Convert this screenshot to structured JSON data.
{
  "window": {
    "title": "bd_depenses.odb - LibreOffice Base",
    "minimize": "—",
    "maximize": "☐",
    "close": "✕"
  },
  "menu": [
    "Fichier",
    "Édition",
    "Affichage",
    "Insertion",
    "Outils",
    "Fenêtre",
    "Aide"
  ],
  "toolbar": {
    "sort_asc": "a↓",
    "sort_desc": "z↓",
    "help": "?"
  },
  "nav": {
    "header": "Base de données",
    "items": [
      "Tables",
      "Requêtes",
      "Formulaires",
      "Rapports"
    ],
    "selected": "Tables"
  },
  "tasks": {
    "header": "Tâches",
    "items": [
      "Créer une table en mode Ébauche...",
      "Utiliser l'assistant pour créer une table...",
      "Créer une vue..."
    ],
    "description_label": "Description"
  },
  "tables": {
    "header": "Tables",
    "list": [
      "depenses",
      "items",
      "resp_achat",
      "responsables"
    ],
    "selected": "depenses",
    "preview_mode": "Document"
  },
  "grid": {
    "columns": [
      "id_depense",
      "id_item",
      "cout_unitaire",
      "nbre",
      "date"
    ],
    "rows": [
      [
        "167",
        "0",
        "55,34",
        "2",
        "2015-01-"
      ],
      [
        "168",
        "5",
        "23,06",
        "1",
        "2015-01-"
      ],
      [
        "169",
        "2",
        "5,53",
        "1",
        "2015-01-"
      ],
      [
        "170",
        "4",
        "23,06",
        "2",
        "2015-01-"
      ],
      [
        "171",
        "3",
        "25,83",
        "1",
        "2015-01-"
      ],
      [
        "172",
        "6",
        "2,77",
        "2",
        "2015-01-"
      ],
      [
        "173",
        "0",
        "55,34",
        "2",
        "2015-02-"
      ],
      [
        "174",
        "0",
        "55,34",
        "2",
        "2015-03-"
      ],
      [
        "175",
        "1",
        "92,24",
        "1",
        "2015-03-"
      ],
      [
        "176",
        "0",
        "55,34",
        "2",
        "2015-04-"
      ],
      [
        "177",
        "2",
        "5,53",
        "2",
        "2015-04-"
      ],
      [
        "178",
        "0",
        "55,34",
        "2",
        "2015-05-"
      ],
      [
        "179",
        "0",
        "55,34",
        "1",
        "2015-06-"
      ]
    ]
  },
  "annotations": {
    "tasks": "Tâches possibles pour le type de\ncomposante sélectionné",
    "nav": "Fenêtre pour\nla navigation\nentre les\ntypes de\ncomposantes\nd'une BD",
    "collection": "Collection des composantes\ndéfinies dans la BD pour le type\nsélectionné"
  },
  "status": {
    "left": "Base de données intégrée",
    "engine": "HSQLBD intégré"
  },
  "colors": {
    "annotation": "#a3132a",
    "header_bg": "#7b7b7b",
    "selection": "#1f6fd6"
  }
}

——

» Work to do:
Each line that holds the string "Base" counts once; give the total and nothing else.

» Solution to this problem:
3